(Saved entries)
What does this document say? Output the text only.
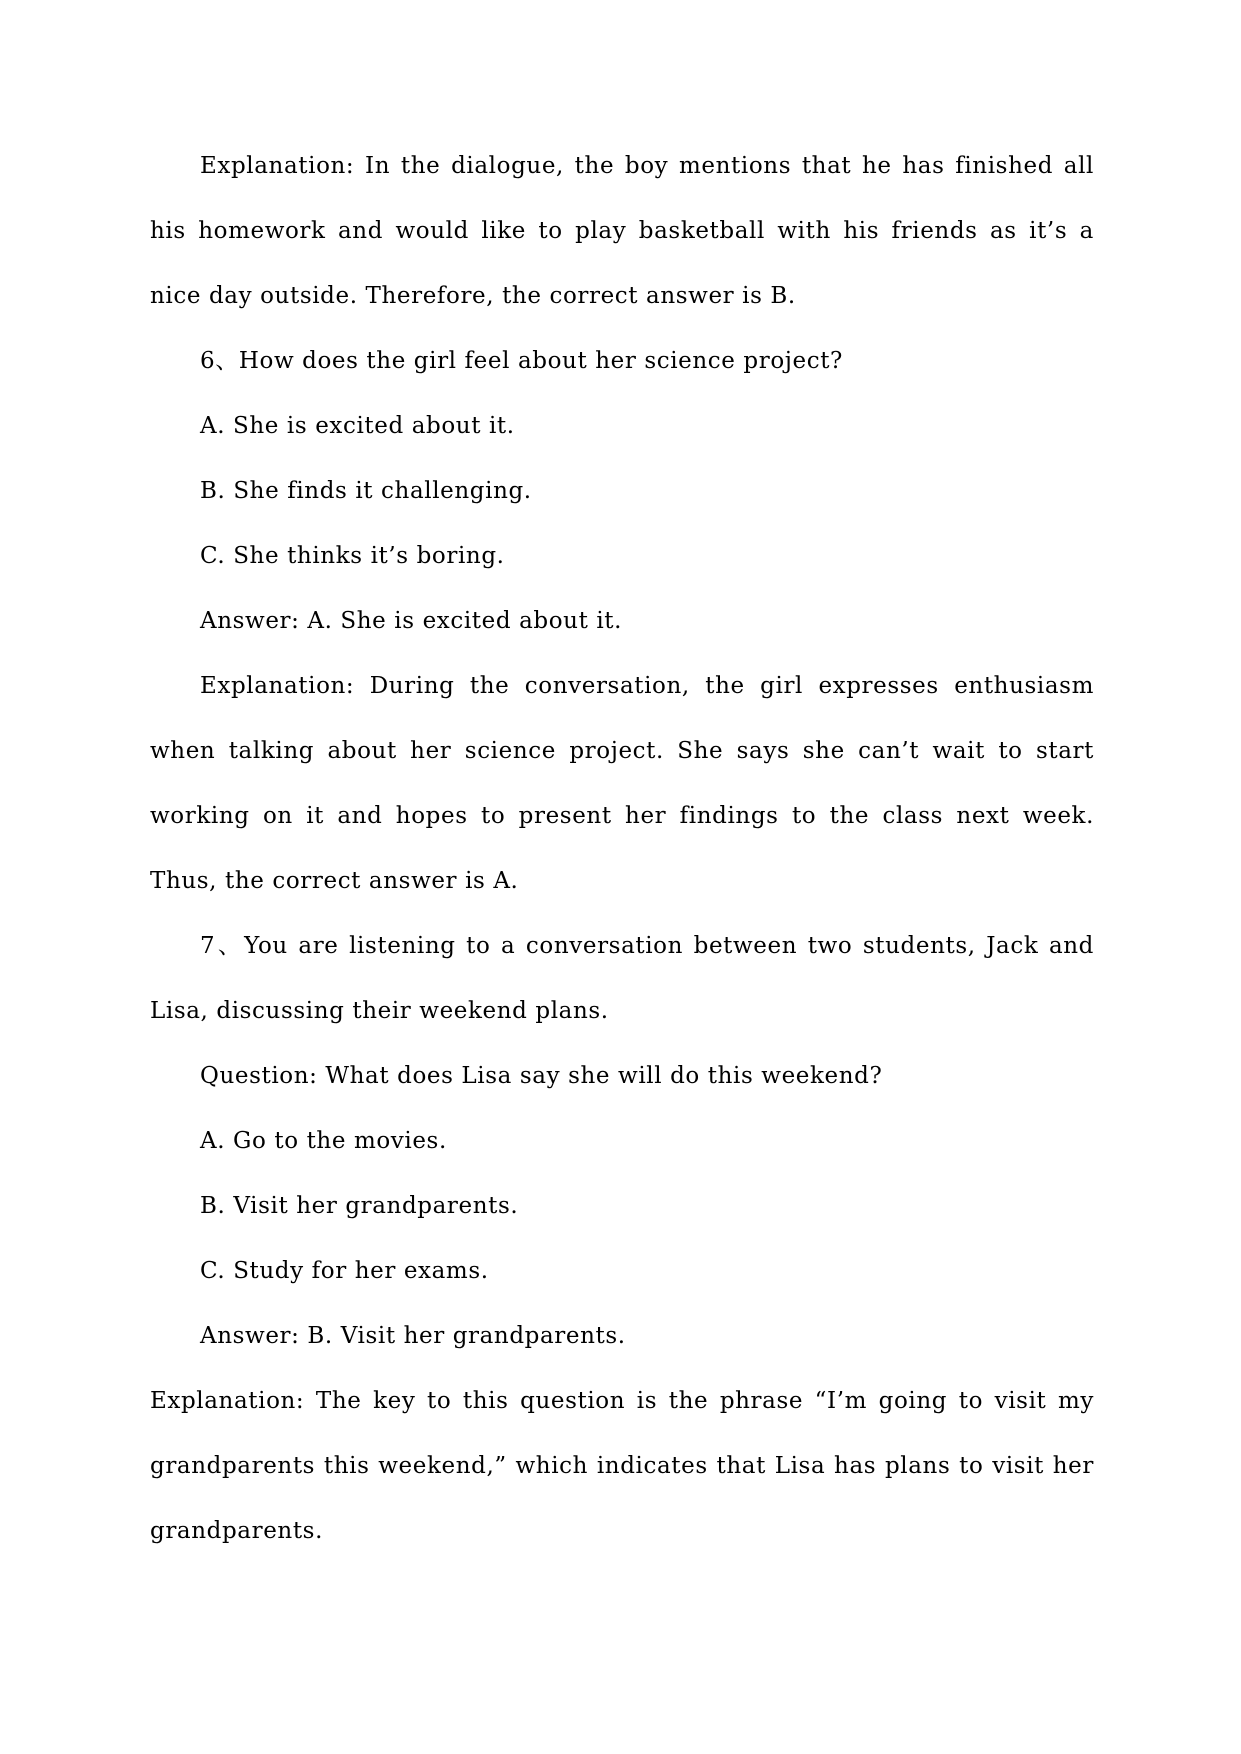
Explanation: In the dialogue, the boy mentions that he has finished all his homework and would like to play basketball with his friends as it’s a nice day outside. Therefore, the correct answer is B.

6、How does the girl feel about her science project?

A. She is excited about it.

B. She finds it challenging.

C. She thinks it’s boring.

Answer: A. She is excited about it.

Explanation: During the conversation, the girl expresses enthusiasm when talking about her science project. She says she can’t wait to start working on it and hopes to present her findings to the class next week. Thus, the correct answer is A.

7、You are listening to a conversation between two students, Jack and Lisa, discussing their weekend plans.

Question: What does Lisa say she will do this weekend?

A. Go to the movies.

B. Visit her grandparents.

C. Study for her exams.

Answer: B. Visit her grandparents.

Explanation: The key to this question is the phrase “I’m going to visit my grandparents this weekend,” which indicates that Lisa has plans to visit her grandparents.
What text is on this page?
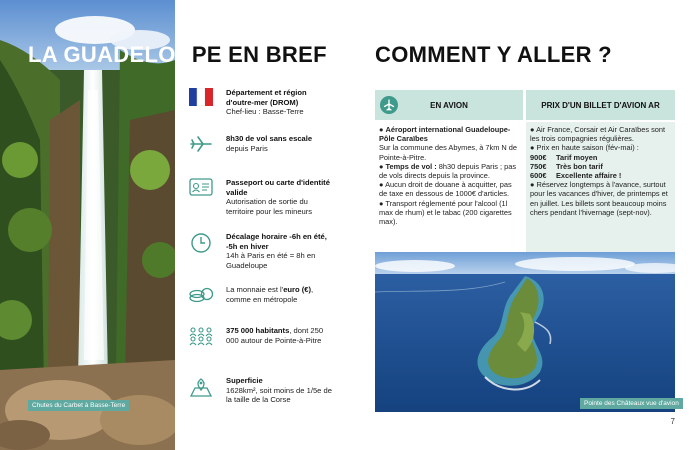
Chutes du Carbet à Basse-Terre
LA GUADELOUPE EN BREF COMMENT Y ALLER ?
Département et région d'outre-mer (DROM)
Chef-lieu : Basse-Terre
8h30 de vol sans escale
depuis Paris
Passeport ou carte d'identité valide
Autorisation de sortie du territoire pour les mineurs
Décalage horaire -6h en été, -5h en hiver
14h à Paris en été = 8h en Guadeloupe
La monnaie est l'euro (€), comme en métropole
375 000 habitants, dont 250 000 autour de Pointe-à-Pitre
Superficie
1628km², soit moins de 1/5e de la taille de la Corse
EN AVION	PRIX D'UN BILLET D'AVION AR
● Aéroport international Guadeloupe-Pôle Caraïbes
Sur la commune des Abymes, à 7km N de Pointe-à-Pitre.
● Temps de vol : 8h30 depuis Paris ; pas de vols directs depuis la province.
● Aucun droit de douane à acquitter, pas de taxe en dessous de 1000€ d'articles.
● Transport réglementé pour l'alcool (1l max de rhum) et le tabac (200 cigarettes max).
● Air France, Corsair et Air Caraïbes sont les trois compagnies régulières.
● Prix en haute saison (fév-mai) :
900€	Tarif moyen
750€	Très bon tarif
600€	Excellente affaire !
● Réservez longtemps à l'avance, surtout pour les vacances d'hiver, de printemps et en juillet. Les billets sont beaucoup moins chers pendant l'hivernage (sept-nov).
Pointe des Châteaux vue d'avion
7
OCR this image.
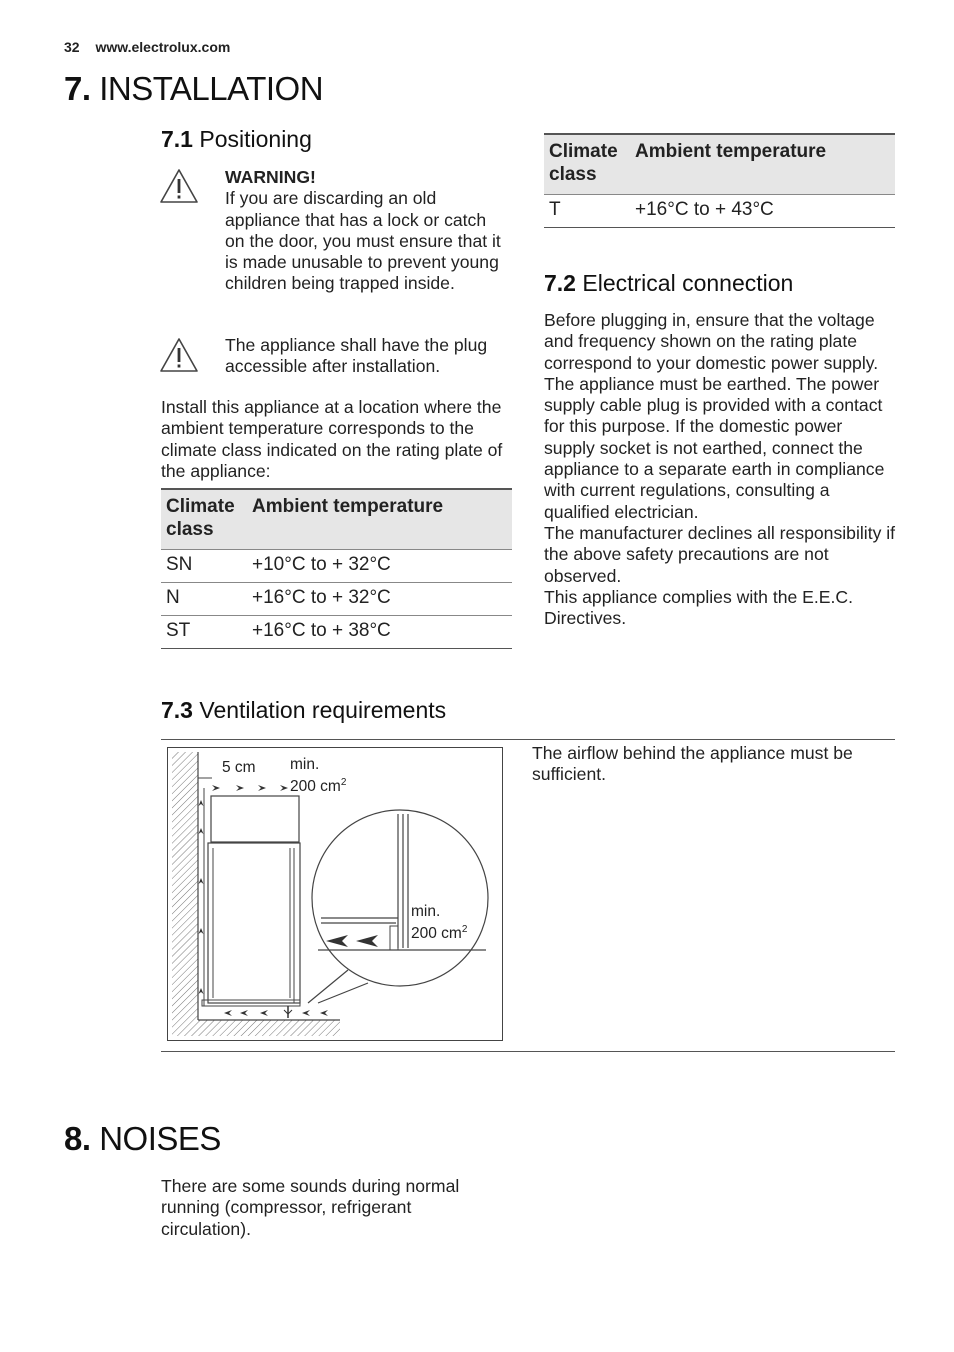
32 www.electrolux.com
7. INSTALLATION
7.1 Positioning
WARNING!
If you are discarding an old appliance that has a lock or catch on the door, you must ensure that it is made unusable to prevent young children being trapped inside.
The appliance shall have the plug accessible after installation.
Install this appliance at a location where the ambient temperature corresponds to the climate class indicated on the rating plate of the appliance:
Climate class	Ambient temperature
SN	+10°C to + 32°C
N	+16°C to + 32°C
ST	+16°C to + 38°C
Climate class	Ambient temperature
T	+16°C to + 43°C
7.2 Electrical connection
Before plugging in, ensure that the voltage and frequency shown on the rating plate correspond to your domestic power supply.
The appliance must be earthed. The power supply cable plug is provided with a contact for this purpose. If the domestic power supply socket is not earthed, connect the appliance to a separate earth in compliance with current regulations, consulting a qualified electrician.
The manufacturer declines all responsibility if the above safety precautions are not observed.
This appliance complies with the E.E.C. Directives.
7.3 Ventilation requirements
The airflow behind the appliance must be sufficient.
5 cm min.
200 $cm^2$
min.
200 $cm^2$
8. NOISES
There are some sounds during normal running (compressor, refrigerant circulation).
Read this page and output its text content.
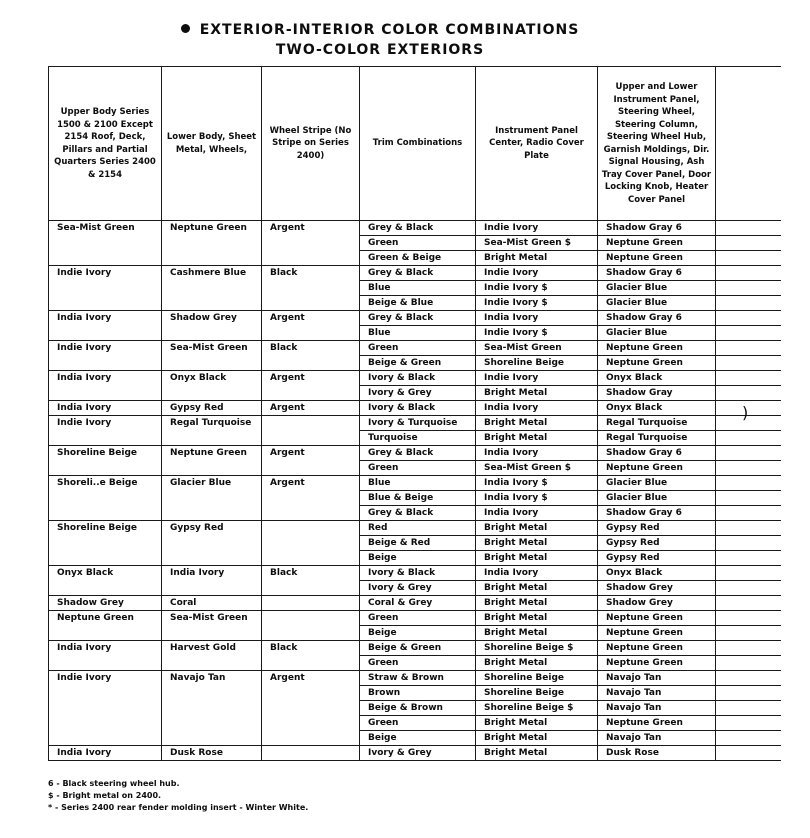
EXTERIOR-INTERIOR COLOR COMBINATIONS
TWO-COLOR EXTERIORS
Upper Body Series 1500 & 2100 Except 2154 Roof, Deck, Pillars and Partial Quarters Series 2400 & 2154	Lower Body, Sheet Metal, Wheels,	Wheel Stripe (No Stripe on Series 2400)	Trim Combinations	Instrument Panel Center, Radio Cover Plate	Upper and Lower Instrument Panel, Steering Wheel, Steering Column, Steering Wheel Hub, Garnish Moldings, Dir. Signal Housing, Ash Tray Cover Panel, Door Locking Knob, Heater Cover Panel	
Sea-Mist Green	Neptune Green	Argent	Grey & Black	Indie Ivory	Shadow Gray 6	
			Green	Sea-Mist Green $	Neptune Green	
			Green & Beige	Bright Metal	Neptune Green	
Indie Ivory	Cashmere Blue	Black	Grey & Black	Indie Ivory	Shadow Gray 6	
			Blue	Indie Ivory $	Glacier Blue	
			Beige & Blue	Indie Ivory $	Glacier Blue	
India Ivory	Shadow Grey	Argent	Grey & Black	India Ivory	Shadow Gray 6	
			Blue	Indie Ivory $	Glacier Blue	
Indie Ivory	Sea-Mist Green	Black	Green	Sea-Mist Green	Neptune Green	
			Beige & Green	Shoreline Beige	Neptune Green	
India Ivory	Onyx Black	Argent	Ivory & Black	Indie Ivory	Onyx Black	
			Ivory & Grey	Bright Metal	Shadow Gray	
India Ivory	Gypsy Red	Argent	Ivory & Black	India Ivory	Onyx Black	
Indie Ivory	Regal Turquoise		Ivory & Turquoise	Bright Metal	Regal Turquoise	
			Turquoise	Bright Metal	Regal Turquoise	
Shoreline Beige	Neptune Green	Argent	Grey & Black	India Ivory	Shadow Gray 6	
			Green	Sea-Mist Green $	Neptune Green	
Shoreli..e Beige	Glacier Blue	Argent	Blue	India Ivory $	Glacier Blue	
			Blue & Beige	India Ivory $	Glacier Blue	
			Grey & Black	India Ivory	Shadow Gray 6	
Shoreline Beige	Gypsy Red		Red	Bright Metal	Gypsy Red	
			Beige & Red	Bright Metal	Gypsy Red	
			Beige	Bright Metal	Gypsy Red	
Onyx Black	India Ivory	Black	Ivory & Black	India Ivory	Onyx Black	
			Ivory & Grey	Bright Metal	Shadow Grey	
Shadow Grey	Coral		Coral & Grey	Bright Metal	Shadow Grey	
Neptune Green	Sea-Mist Green		Green	Bright Metal	Neptune Green	
			Beige	Bright Metal	Neptune Green	
India Ivory	Harvest Gold	Black	Beige & Green	Shoreline Beige $	Neptune Green	
			Green	Bright Metal	Neptune Green	
Indie Ivory	Navajo Tan	Argent	Straw & Brown	Shoreline Beige	Navajo Tan	
			Brown	Shoreline Beige	Navajo Tan	
			Beige & Brown	Shoreline Beige $	Navajo Tan	
			Green	Bright Metal	Neptune Green	
			Beige	Bright Metal	Navajo Tan	
India Ivory	Dusk Rose		Ivory & Grey	Bright Metal	Dusk Rose	
)
6 - Black steering wheel hub.
$ - Bright metal on 2400.
* - Series 2400 rear fender molding insert - Winter White.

**Problem description**.
Reproduce every entry word for word, but omit the pictures.

**Task output**.
What does this document say? Output the text only.
Explanation: In the dialogue, the boy mentions that he has finished all his homework and would like to play basketball with his friends as it’s a nice day outside. Therefore, the correct answer is B.

6、How does the girl feel about her science project?

A. She is excited about it.

B. She finds it challenging.

C. She thinks it’s boring.

Answer: A. She is excited about it.

Explanation: During the conversation, the girl expresses enthusiasm when talking about her science project. She says she can’t wait to start working on it and hopes to present her findings to the class next week. Thus, the correct answer is A.

7、You are listening to a conversation between two students, Jack and Lisa, discussing their weekend plans.

Question: What does Lisa say she will do this weekend?

A. Go to the movies.

B. Visit her grandparents.

C. Study for her exams.

Answer: B. Visit her grandparents.

Explanation: The key to this question is the phrase “I’m going to visit my grandparents this weekend,” which indicates that Lisa has plans to visit her grandparents.
What text is on this page?
Chutes du Carbet à Basse-Terre
LA GUADELOUPE EN BREF COMMENT Y ALLER ?
Département et région d'outre-mer (DROM)
Chef-lieu : Basse-Terre
8h30 de vol sans escale
depuis Paris
Passeport ou carte d'identité valide
Autorisation de sortie du territoire pour les mineurs
Décalage horaire -6h en été, -5h en hiver
14h à Paris en été = 8h en Guadeloupe
La monnaie est l'euro (€), comme en métropole
375 000 habitants, dont 250 000 autour de Pointe-à-Pitre
Superficie
1628km², soit moins de 1/5e de la taille de la Corse
EN AVION	PRIX D'UN BILLET D'AVION AR
● Aéroport international Guadeloupe-Pôle Caraïbes
Sur la commune des Abymes, à 7km N de Pointe-à-Pitre.
● Temps de vol : 8h30 depuis Paris ; pas de vols directs depuis la province.
● Aucun droit de douane à acquitter, pas de taxe en dessous de 1000€ d'articles.
● Transport réglementé pour l'alcool (1l max de rhum) et le tabac (200 cigarettes max).
● Air France, Corsair et Air Caraïbes sont les trois compagnies régulières.
● Prix en haute saison (fév-mai) :
900€	Tarif moyen
750€	Très bon tarif
600€	Excellente affaire !
● Réservez longtemps à l'avance, surtout pour les vacances d'hiver, de printemps et en juillet. Les billets sont beaucoup moins chers pendant l'hivernage (sept-nov).
Pointe des Châteaux vue d'avion
7
OCR this image.
32 www.electrolux.com
7. INSTALLATION
7.1 Positioning
WARNING!
If you are discarding an old appliance that has a lock or catch on the door, you must ensure that it is made unusable to prevent young children being trapped inside.
The appliance shall have the plug accessible after installation.
Install this appliance at a location where the ambient temperature corresponds to the climate class indicated on the rating plate of the appliance:
Climate class	Ambient temperature
SN	+10°C to + 32°C
N	+16°C to + 32°C
ST	+16°C to + 38°C
Climate class	Ambient temperature
T	+16°C to + 43°C
7.2 Electrical connection
Before plugging in, ensure that the voltage and frequency shown on the rating plate correspond to your domestic power supply.
The appliance must be earthed. The power supply cable plug is provided with a contact for this purpose. If the domestic power supply socket is not earthed, connect the appliance to a separate earth in compliance with current regulations, consulting a qualified electrician.
The manufacturer declines all responsibility if the above safety precautions are not observed.
This appliance complies with the E.E.C. Directives.
7.3 Ventilation requirements
The airflow behind the appliance must be sufficient.
5 cm min.
200 $cm^2$
min.
200 $cm^2$
8. NOISES
There are some sounds during normal running (compressor, refrigerant circulation).
Read this page and output its text content.
EXTERIOR-INTERIOR COLOR COMBINATIONS
TWO-COLOR EXTERIORS
Upper Body Series 1500 & 2100 Except 2154 Roof, Deck, Pillars and Partial Quarters Series 2400 & 2154	Lower Body, Sheet Metal, Wheels,	Wheel Stripe (No Stripe on Series 2400)	Trim Combinations	Instrument Panel Center, Radio Cover Plate	Upper and Lower Instrument Panel, Steering Wheel, Steering Column, Steering Wheel Hub, Garnish Moldings, Dir. Signal Housing, Ash Tray Cover Panel, Door Locking Knob, Heater Cover Panel	
Sea-Mist Green	Neptune Green	Argent	Grey & Black	Indie Ivory	Shadow Gray 6	
			Green	Sea-Mist Green $	Neptune Green	
			Green & Beige	Bright Metal	Neptune Green	
Indie Ivory	Cashmere Blue	Black	Grey & Black	Indie Ivory	Shadow Gray 6	
			Blue	Indie Ivory $	Glacier Blue	
			Beige & Blue	Indie Ivory $	Glacier Blue	
India Ivory	Shadow Grey	Argent	Grey & Black	India Ivory	Shadow Gray 6	
			Blue	Indie Ivory $	Glacier Blue	
Indie Ivory	Sea-Mist Green	Black	Green	Sea-Mist Green	Neptune Green	
			Beige & Green	Shoreline Beige	Neptune Green	
India Ivory	Onyx Black	Argent	Ivory & Black	Indie Ivory	Onyx Black	
			Ivory & Grey	Bright Metal	Shadow Gray	
India Ivory	Gypsy Red	Argent	Ivory & Black	India Ivory	Onyx Black	
Indie Ivory	Regal Turquoise		Ivory & Turquoise	Bright Metal	Regal Turquoise	
			Turquoise	Bright Metal	Regal Turquoise	
Shoreline Beige	Neptune Green	Argent	Grey & Black	India Ivory	Shadow Gray 6	
			Green	Sea-Mist Green $	Neptune Green	
Shoreli..e Beige	Glacier Blue	Argent	Blue	India Ivory $	Glacier Blue	
			Blue & Beige	India Ivory $	Glacier Blue	
			Grey & Black	India Ivory	Shadow Gray 6	
Shoreline Beige	Gypsy Red		Red	Bright Metal	Gypsy Red	
			Beige & Red	Bright Metal	Gypsy Red	
			Beige	Bright Metal	Gypsy Red	
Onyx Black	India Ivory	Black	Ivory & Black	India Ivory	Onyx Black	
			Ivory & Grey	Bright Metal	Shadow Grey	
Shadow Grey	Coral		Coral & Grey	Bright Metal	Shadow Grey	
Neptune Green	Sea-Mist Green		Green	Bright Metal	Neptune Green	
			Beige	Bright Metal	Neptune Green	
India Ivory	Harvest Gold	Black	Beige & Green	Shoreline Beige $	Neptune Green	
			Green	Bright Metal	Neptune Green	
Indie Ivory	Navajo Tan	Argent	Straw & Brown	Shoreline Beige	Navajo Tan	
			Brown	Shoreline Beige	Navajo Tan	
			Beige & Brown	Shoreline Beige $	Navajo Tan	
			Green	Bright Metal	Neptune Green	
			Beige	Bright Metal	Navajo Tan	
India Ivory	Dusk Rose		Ivory & Grey	Bright Metal	Dusk Rose	
)
6 - Black steering wheel hub.
$ - Bright metal on 2400.
* - Series 2400 rear fender molding insert - Winter White.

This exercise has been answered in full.